■ EXERCISE OBJECTIVE ■
Write out the data again exactly, skipping every picture.

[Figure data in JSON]
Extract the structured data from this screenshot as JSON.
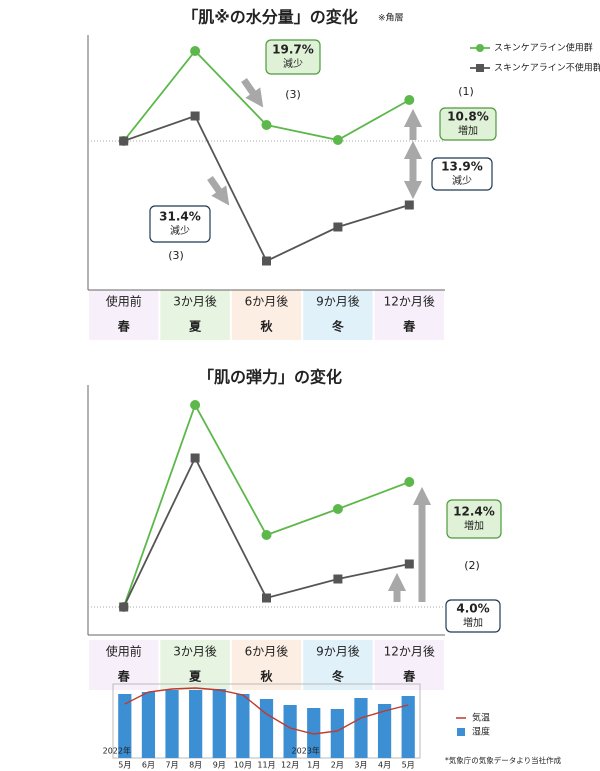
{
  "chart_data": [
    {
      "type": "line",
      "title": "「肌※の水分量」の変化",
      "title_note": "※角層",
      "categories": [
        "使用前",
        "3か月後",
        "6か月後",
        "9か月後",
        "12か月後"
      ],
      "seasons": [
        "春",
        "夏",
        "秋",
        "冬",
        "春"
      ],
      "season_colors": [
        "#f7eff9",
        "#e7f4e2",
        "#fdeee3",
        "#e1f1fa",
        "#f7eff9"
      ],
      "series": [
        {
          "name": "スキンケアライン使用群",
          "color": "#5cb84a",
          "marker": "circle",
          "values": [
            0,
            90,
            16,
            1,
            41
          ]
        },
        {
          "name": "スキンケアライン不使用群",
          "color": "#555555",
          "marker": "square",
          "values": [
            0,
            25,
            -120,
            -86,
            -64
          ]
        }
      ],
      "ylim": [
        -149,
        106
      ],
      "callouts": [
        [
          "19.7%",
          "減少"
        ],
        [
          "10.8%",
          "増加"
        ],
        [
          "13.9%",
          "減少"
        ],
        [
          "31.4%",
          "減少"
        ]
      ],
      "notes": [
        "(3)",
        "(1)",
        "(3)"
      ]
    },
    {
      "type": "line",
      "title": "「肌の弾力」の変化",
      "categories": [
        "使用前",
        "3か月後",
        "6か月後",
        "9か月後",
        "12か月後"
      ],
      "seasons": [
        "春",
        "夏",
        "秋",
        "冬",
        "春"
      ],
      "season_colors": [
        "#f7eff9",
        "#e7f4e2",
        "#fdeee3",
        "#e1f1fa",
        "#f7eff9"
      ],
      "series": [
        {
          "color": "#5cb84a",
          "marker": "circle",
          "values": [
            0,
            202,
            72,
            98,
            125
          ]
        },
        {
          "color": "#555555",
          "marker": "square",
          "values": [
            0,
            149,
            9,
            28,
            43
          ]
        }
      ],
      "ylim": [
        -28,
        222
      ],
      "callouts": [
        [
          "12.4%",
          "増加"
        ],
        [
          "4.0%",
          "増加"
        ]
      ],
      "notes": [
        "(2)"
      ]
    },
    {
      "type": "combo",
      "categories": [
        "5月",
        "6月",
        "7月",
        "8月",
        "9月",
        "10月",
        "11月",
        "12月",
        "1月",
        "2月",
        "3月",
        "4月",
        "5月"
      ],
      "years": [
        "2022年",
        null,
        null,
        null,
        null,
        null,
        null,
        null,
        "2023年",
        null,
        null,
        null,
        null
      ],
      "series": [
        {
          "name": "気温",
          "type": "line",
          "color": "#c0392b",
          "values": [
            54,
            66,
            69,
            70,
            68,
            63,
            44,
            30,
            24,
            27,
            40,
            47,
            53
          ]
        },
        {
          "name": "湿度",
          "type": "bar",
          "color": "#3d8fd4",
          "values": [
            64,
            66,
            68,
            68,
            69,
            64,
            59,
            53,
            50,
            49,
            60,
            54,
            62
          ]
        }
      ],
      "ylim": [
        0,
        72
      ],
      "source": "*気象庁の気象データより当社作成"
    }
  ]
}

■ SOLUTION ■
Extract the structured data from this screenshot as JSON.
{
  "chart_data": [
    {
      "type": "line",
      "title": "「肌※の水分量」の変化",
      "title_note": "※角層",
      "categories": [
        "使用前",
        "3か月後",
        "6か月後",
        "9か月後",
        "12か月後"
      ],
      "seasons": [
        "春",
        "夏",
        "秋",
        "冬",
        "春"
      ],
      "season_colors": [
        "#f7eff9",
        "#e7f4e2",
        "#fdeee3",
        "#e1f1fa",
        "#f7eff9"
      ],
      "series": [
        {
          "name": "スキンケアライン使用群",
          "color": "#5cb84a",
          "marker": "circle",
          "values": [
            0,
            90,
            16,
            1,
            41
          ]
        },
        {
          "name": "スキンケアライン不使用群",
          "color": "#555555",
          "marker": "square",
          "values": [
            0,
            25,
            -120,
            -86,
            -64
          ]
        }
      ],
      "ylim": [
        -149,
        106
      ],
      "callouts": [
        [
          "19.7%",
          "減少"
        ],
        [
          "10.8%",
          "増加"
        ],
        [
          "13.9%",
          "減少"
        ],
        [
          "31.4%",
          "減少"
        ]
      ],
      "notes": [
        "(3)",
        "(1)",
        "(3)"
      ]
    },
    {
      "type": "line",
      "title": "「肌の弾力」の変化",
      "categories": [
        "使用前",
        "3か月後",
        "6か月後",
        "9か月後",
        "12か月後"
      ],
      "seasons": [
        "春",
        "夏",
        "秋",
        "冬",
        "春"
      ],
      "season_colors": [
        "#f7eff9",
        "#e7f4e2",
        "#fdeee3",
        "#e1f1fa",
        "#f7eff9"
      ],
      "series": [
        {
          "color": "#5cb84a",
          "marker": "circle",
          "values": [
            0,
            202,
            72,
            98,
            125
          ]
        },
        {
          "color": "#555555",
          "marker": "square",
          "values": [
            0,
            149,
            9,
            28,
            43
          ]
        }
      ],
      "ylim": [
        -28,
        222
      ],
      "callouts": [
        [
          "12.4%",
          "増加"
        ],
        [
          "4.0%",
          "増加"
        ]
      ],
      "notes": [
        "(2)"
      ]
    },
    {
      "type": "combo",
      "categories": [
        "5月",
        "6月",
        "7月",
        "8月",
        "9月",
        "10月",
        "11月",
        "12月",
        "1月",
        "2月",
        "3月",
        "4月",
        "5月"
      ],
      "years": [
        "2022年",
        null,
        null,
        null,
        null,
        null,
        null,
        null,
        "2023年",
        null,
        null,
        null,
        null
      ],
      "series": [
        {
          "name": "気温",
          "type": "line",
          "color": "#c0392b",
          "values": [
            54,
            66,
            69,
            70,
            68,
            63,
            44,
            30,
            24,
            27,
            40,
            47,
            53
          ]
        },
        {
          "name": "湿度",
          "type": "bar",
          "color": "#3d8fd4",
          "values": [
            64,
            66,
            68,
            68,
            69,
            64,
            59,
            53,
            50,
            49,
            60,
            54,
            62
          ]
        }
      ],
      "ylim": [
        0,
        72
      ],
      "source": "*気象庁の気象データより当社作成"
    }
  ]
}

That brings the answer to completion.